[Items from a data source]
## start

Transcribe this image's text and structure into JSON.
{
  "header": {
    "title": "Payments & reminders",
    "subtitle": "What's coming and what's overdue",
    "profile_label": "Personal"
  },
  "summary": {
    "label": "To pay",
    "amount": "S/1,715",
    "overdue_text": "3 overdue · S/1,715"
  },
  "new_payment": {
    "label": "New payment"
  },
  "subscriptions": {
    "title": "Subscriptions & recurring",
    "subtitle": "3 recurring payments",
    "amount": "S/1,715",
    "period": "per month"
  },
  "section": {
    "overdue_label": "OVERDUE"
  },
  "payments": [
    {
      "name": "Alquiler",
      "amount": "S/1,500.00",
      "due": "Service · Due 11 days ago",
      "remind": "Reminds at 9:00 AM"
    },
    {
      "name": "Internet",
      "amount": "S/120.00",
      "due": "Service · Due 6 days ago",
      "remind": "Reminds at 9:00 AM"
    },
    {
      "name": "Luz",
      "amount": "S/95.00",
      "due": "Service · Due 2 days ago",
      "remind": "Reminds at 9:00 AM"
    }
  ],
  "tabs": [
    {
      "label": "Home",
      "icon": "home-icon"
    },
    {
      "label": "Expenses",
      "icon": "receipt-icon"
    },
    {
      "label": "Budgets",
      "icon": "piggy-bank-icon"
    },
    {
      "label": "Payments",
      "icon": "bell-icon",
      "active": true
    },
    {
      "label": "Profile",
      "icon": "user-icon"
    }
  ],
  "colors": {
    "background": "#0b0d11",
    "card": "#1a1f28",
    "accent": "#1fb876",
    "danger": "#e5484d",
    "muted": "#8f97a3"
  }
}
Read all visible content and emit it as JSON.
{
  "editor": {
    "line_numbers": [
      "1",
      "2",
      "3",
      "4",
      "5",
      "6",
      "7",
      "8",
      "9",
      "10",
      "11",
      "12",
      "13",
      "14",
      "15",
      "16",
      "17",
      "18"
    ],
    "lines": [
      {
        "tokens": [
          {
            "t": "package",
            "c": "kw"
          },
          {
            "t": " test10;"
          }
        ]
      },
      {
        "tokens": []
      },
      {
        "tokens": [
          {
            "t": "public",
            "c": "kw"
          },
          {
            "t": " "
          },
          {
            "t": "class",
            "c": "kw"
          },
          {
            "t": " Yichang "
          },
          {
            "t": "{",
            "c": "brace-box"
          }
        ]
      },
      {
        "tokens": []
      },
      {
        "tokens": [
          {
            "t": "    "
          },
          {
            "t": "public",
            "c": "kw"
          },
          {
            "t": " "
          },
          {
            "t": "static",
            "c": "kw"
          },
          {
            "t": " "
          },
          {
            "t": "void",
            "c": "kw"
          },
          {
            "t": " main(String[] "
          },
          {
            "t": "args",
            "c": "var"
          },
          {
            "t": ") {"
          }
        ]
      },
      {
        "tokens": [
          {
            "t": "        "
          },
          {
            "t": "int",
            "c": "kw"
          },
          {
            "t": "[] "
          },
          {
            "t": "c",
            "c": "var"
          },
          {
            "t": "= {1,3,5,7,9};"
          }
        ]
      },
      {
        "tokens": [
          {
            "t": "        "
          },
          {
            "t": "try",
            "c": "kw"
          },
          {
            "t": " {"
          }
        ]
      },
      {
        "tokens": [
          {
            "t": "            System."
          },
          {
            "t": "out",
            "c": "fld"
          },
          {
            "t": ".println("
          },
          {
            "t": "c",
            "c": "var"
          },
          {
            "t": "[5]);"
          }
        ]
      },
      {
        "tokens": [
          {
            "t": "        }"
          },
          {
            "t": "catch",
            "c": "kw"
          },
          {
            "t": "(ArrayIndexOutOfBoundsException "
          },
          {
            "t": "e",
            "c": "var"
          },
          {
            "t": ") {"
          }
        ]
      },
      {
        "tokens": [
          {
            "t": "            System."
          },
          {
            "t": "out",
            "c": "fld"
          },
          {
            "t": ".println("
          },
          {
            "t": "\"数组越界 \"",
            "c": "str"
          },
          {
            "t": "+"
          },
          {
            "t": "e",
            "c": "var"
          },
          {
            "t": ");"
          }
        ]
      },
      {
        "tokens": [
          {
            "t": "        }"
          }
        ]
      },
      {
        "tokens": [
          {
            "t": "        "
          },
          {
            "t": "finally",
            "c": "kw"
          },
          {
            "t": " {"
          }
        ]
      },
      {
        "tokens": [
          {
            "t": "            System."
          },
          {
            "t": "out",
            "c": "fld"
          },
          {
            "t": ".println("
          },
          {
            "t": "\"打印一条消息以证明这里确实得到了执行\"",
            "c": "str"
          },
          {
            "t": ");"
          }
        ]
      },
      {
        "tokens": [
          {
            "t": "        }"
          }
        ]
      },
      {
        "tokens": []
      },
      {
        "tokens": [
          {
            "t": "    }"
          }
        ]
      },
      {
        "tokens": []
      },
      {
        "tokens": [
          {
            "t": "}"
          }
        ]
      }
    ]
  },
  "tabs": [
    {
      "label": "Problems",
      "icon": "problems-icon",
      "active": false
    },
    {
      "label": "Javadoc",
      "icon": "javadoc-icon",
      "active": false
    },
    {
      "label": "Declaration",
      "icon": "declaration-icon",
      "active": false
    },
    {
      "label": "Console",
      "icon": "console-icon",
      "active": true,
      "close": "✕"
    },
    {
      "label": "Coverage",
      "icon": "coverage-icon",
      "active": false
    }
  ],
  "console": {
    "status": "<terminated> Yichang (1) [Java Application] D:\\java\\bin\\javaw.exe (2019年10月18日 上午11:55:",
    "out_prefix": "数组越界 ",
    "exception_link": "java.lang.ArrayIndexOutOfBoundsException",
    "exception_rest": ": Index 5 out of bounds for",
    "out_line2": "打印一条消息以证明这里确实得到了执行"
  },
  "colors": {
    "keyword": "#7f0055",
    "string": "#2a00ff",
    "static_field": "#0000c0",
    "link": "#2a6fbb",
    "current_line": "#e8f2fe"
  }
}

## end

- _WRITTEN INSTRUCTION_
Transcribe the whole listing exactly.

- _EXERCISE RESULT_
Transcribe this image's text and structure into JSON.
{
  "header": {
    "title": "Payments & reminders",
    "subtitle": "What's coming and what's overdue",
    "profile_label": "Personal"
  },
  "summary": {
    "label": "To pay",
    "amount": "S/1,715",
    "overdue_text": "3 overdue · S/1,715"
  },
  "new_payment": {
    "label": "New payment"
  },
  "subscriptions": {
    "title": "Subscriptions & recurring",
    "subtitle": "3 recurring payments",
    "amount": "S/1,715",
    "period": "per month"
  },
  "section": {
    "overdue_label": "OVERDUE"
  },
  "payments": [
    {
      "name": "Alquiler",
      "amount": "S/1,500.00",
      "due": "Service · Due 11 days ago",
      "remind": "Reminds at 9:00 AM"
    },
    {
      "name": "Internet",
      "amount": "S/120.00",
      "due": "Service · Due 6 days ago",
      "remind": "Reminds at 9:00 AM"
    },
    {
      "name": "Luz",
      "amount": "S/95.00",
      "due": "Service · Due 2 days ago",
      "remind": "Reminds at 9:00 AM"
    }
  ],
  "tabs": [
    {
      "label": "Home",
      "icon": "home-icon"
    },
    {
      "label": "Expenses",
      "icon": "receipt-icon"
    },
    {
      "label": "Budgets",
      "icon": "piggy-bank-icon"
    },
    {
      "label": "Payments",
      "icon": "bell-icon",
      "active": true
    },
    {
      "label": "Profile",
      "icon": "user-icon"
    }
  ],
  "colors": {
    "background": "#0b0d11",
    "card": "#1a1f28",
    "accent": "#1fb876",
    "danger": "#e5484d",
    "muted": "#8f97a3"
  }
}
Read all visible content and emit it as JSON.
{
  "editor": {
    "line_numbers": [
      "1",
      "2",
      "3",
      "4",
      "5",
      "6",
      "7",
      "8",
      "9",
      "10",
      "11",
      "12",
      "13",
      "14",
      "15",
      "16",
      "17",
      "18"
    ],
    "lines": [
      {
        "tokens": [
          {
            "t": "package",
            "c": "kw"
          },
          {
            "t": " test10;"
          }
        ]
      },
      {
        "tokens": []
      },
      {
        "tokens": [
          {
            "t": "public",
            "c": "kw"
          },
          {
            "t": " "
          },
          {
            "t": "class",
            "c": "kw"
          },
          {
            "t": " Yichang "
          },
          {
            "t": "{",
            "c": "brace-box"
          }
        ]
      },
      {
        "tokens": []
      },
      {
        "tokens": [
          {
            "t": "    "
          },
          {
            "t": "public",
            "c": "kw"
          },
          {
            "t": " "
          },
          {
            "t": "static",
            "c": "kw"
          },
          {
            "t": " "
          },
          {
            "t": "void",
            "c": "kw"
          },
          {
            "t": " main(String[] "
          },
          {
            "t": "args",
            "c": "var"
          },
          {
            "t": ") {"
          }
        ]
      },
      {
        "tokens": [
          {
            "t": "        "
          },
          {
            "t": "int",
            "c": "kw"
          },
          {
            "t": "[] "
          },
          {
            "t": "c",
            "c": "var"
          },
          {
            "t": "= {1,3,5,7,9};"
          }
        ]
      },
      {
        "tokens": [
          {
            "t": "        "
          },
          {
            "t": "try",
            "c": "kw"
          },
          {
            "t": " {"
          }
        ]
      },
      {
        "tokens": [
          {
            "t": "            System."
          },
          {
            "t": "out",
            "c": "fld"
          },
          {
            "t": ".println("
          },
          {
            "t": "c",
            "c": "var"
          },
          {
            "t": "[5]);"
          }
        ]
      },
      {
        "tokens": [
          {
            "t": "        }"
          },
          {
            "t": "catch",
            "c": "kw"
          },
          {
            "t": "(ArrayIndexOutOfBoundsException "
          },
          {
            "t": "e",
            "c": "var"
          },
          {
            "t": ") {"
          }
        ]
      },
      {
        "tokens": [
          {
            "t": "            System."
          },
          {
            "t": "out",
            "c": "fld"
          },
          {
            "t": ".println("
          },
          {
            "t": "\"数组越界 \"",
            "c": "str"
          },
          {
            "t": "+"
          },
          {
            "t": "e",
            "c": "var"
          },
          {
            "t": ");"
          }
        ]
      },
      {
        "tokens": [
          {
            "t": "        }"
          }
        ]
      },
      {
        "tokens": [
          {
            "t": "        "
          },
          {
            "t": "finally",
            "c": "kw"
          },
          {
            "t": " {"
          }
        ]
      },
      {
        "tokens": [
          {
            "t": "            System."
          },
          {
            "t": "out",
            "c": "fld"
          },
          {
            "t": ".println("
          },
          {
            "t": "\"打印一条消息以证明这里确实得到了执行\"",
            "c": "str"
          },
          {
            "t": ");"
          }
        ]
      },
      {
        "tokens": [
          {
            "t": "        }"
          }
        ]
      },
      {
        "tokens": []
      },
      {
        "tokens": [
          {
            "t": "    }"
          }
        ]
      },
      {
        "tokens": []
      },
      {
        "tokens": [
          {
            "t": "}"
          }
        ]
      }
    ]
  },
  "tabs": [
    {
      "label": "Problems",
      "icon": "problems-icon",
      "active": false
    },
    {
      "label": "Javadoc",
      "icon": "javadoc-icon",
      "active": false
    },
    {
      "label": "Declaration",
      "icon": "declaration-icon",
      "active": false
    },
    {
      "label": "Console",
      "icon": "console-icon",
      "active": true,
      "close": "✕"
    },
    {
      "label": "Coverage",
      "icon": "coverage-icon",
      "active": false
    }
  ],
  "console": {
    "status": "<terminated> Yichang (1) [Java Application] D:\\java\\bin\\javaw.exe (2019年10月18日 上午11:55:",
    "out_prefix": "数组越界 ",
    "exception_link": "java.lang.ArrayIndexOutOfBoundsException",
    "exception_rest": ": Index 5 out of bounds for",
    "out_line2": "打印一条消息以证明这里确实得到了执行"
  },
  "colors": {
    "keyword": "#7f0055",
    "string": "#2a00ff",
    "static_field": "#0000c0",
    "link": "#2a6fbb",
    "current_line": "#e8f2fe"
  }
}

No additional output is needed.